--- Items ---
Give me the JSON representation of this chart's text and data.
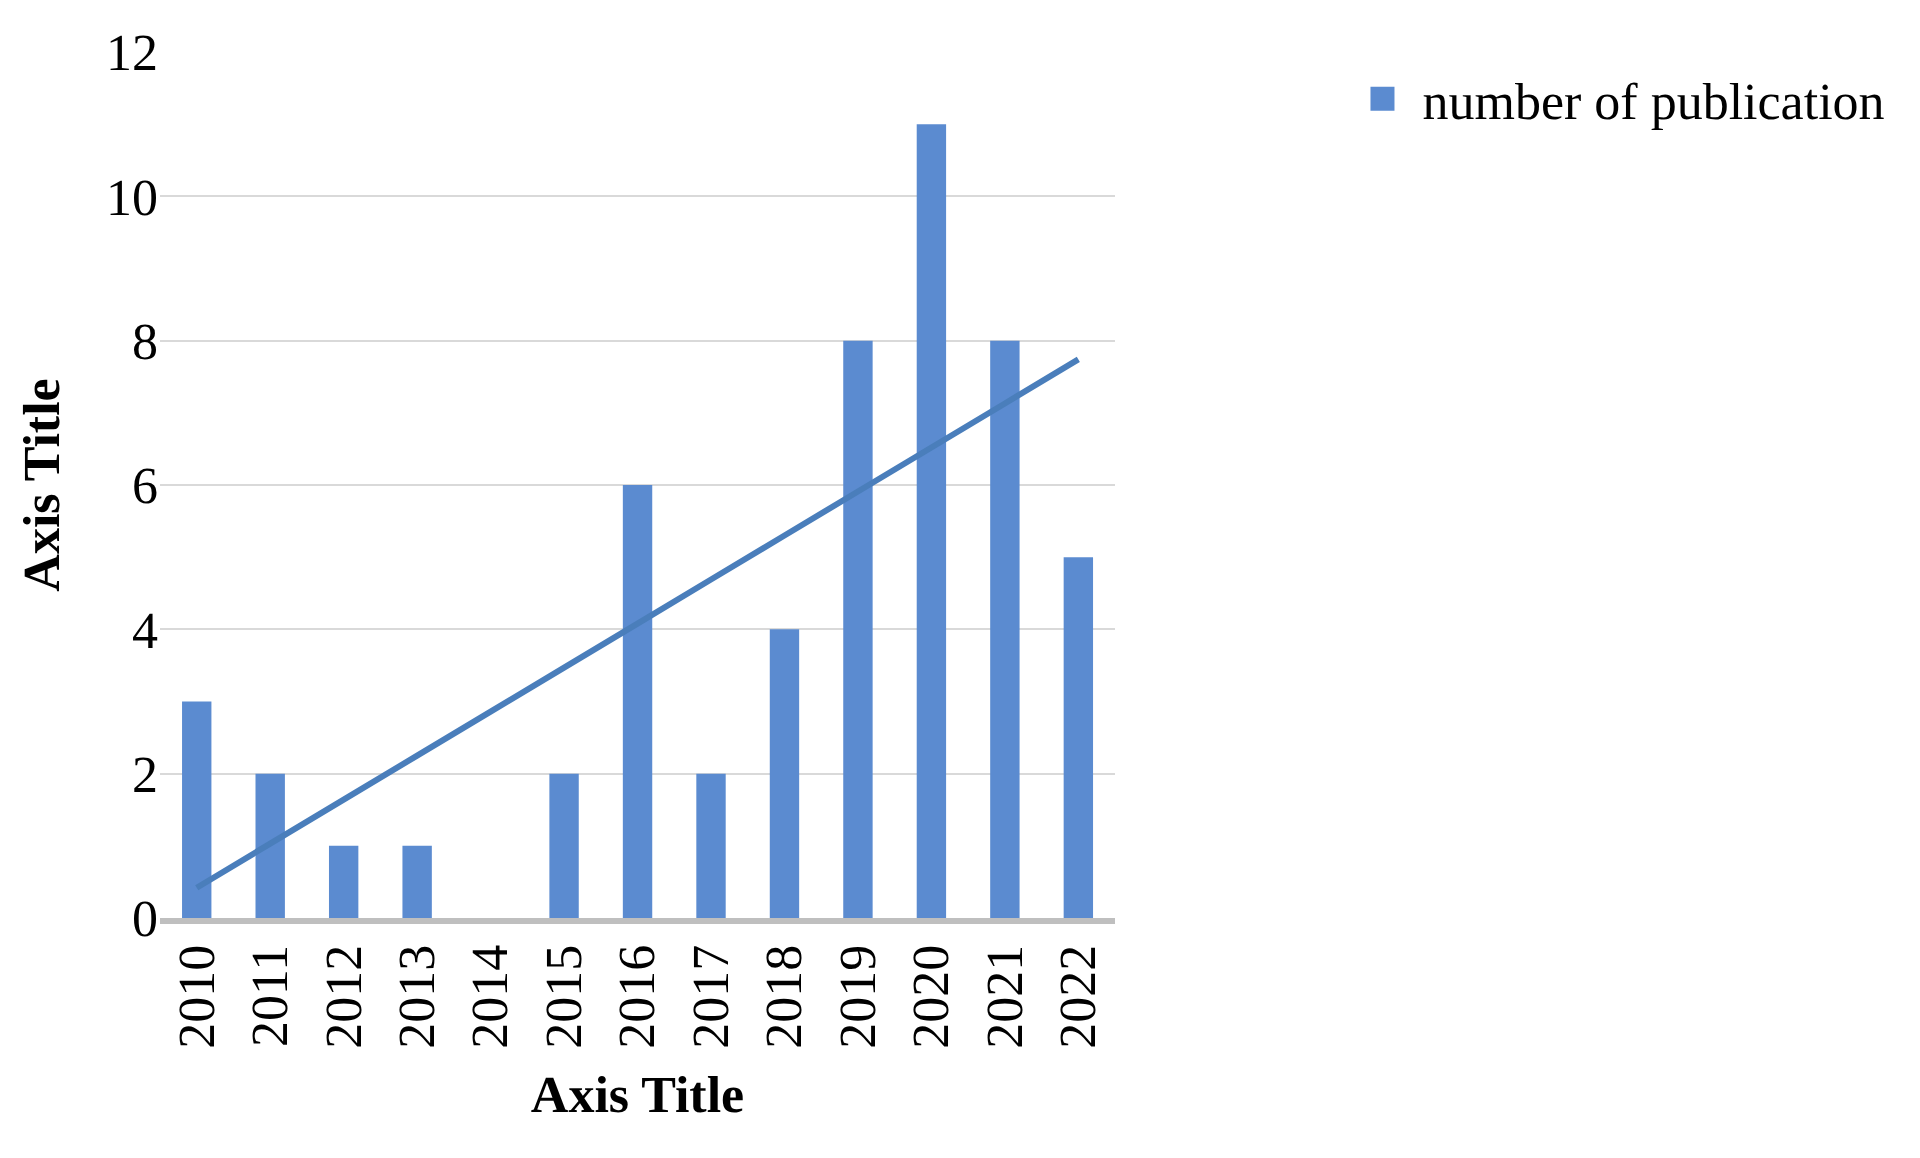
{
  "chart_data": {
    "type": "bar",
    "xlabel": "Axis Title",
    "ylabel": "Axis Title",
    "categories": [
      "2010",
      "2011",
      "2012",
      "2013",
      "2014",
      "2015",
      "2016",
      "2017",
      "2018",
      "2019",
      "2020",
      "2021",
      "2022"
    ],
    "series": [
      {
        "name": "number of publication",
        "color": "#5b8bd0",
        "values": [
          3,
          2,
          1,
          1,
          0,
          2,
          6,
          2,
          4,
          8,
          11,
          8,
          5
        ]
      },
      {
        "type": "line",
        "color": "#4a7ebb",
        "values": [
          0.42,
          1.03,
          1.64,
          2.25,
          2.86,
          3.47,
          4.08,
          4.69,
          5.3,
          5.91,
          6.52,
          7.13,
          7.74
        ]
      }
    ],
    "ylim": [
      0,
      12
    ],
    "yticks": [
      0,
      2,
      4,
      6,
      8,
      10,
      12
    ],
    "grid": "y",
    "legend": "top right"
  }
}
---
Written task: Copy every line of the data word for word, omitting the images.

Answer to this problem:
Give me the JSON representation of this chart's text and data.
{
  "chart_data": {
    "type": "bar",
    "xlabel": "Axis Title",
    "ylabel": "Axis Title",
    "categories": [
      "2010",
      "2011",
      "2012",
      "2013",
      "2014",
      "2015",
      "2016",
      "2017",
      "2018",
      "2019",
      "2020",
      "2021",
      "2022"
    ],
    "series": [
      {
        "name": "number of publication",
        "color": "#5b8bd0",
        "values": [
          3,
          2,
          1,
          1,
          0,
          2,
          6,
          2,
          4,
          8,
          11,
          8,
          5
        ]
      },
      {
        "type": "line",
        "color": "#4a7ebb",
        "values": [
          0.42,
          1.03,
          1.64,
          2.25,
          2.86,
          3.47,
          4.08,
          4.69,
          5.3,
          5.91,
          6.52,
          7.13,
          7.74
        ]
      }
    ],
    "ylim": [
      0,
      12
    ],
    "yticks": [
      0,
      2,
      4,
      6,
      8,
      10,
      12
    ],
    "grid": "y",
    "legend": "top right"
  }
}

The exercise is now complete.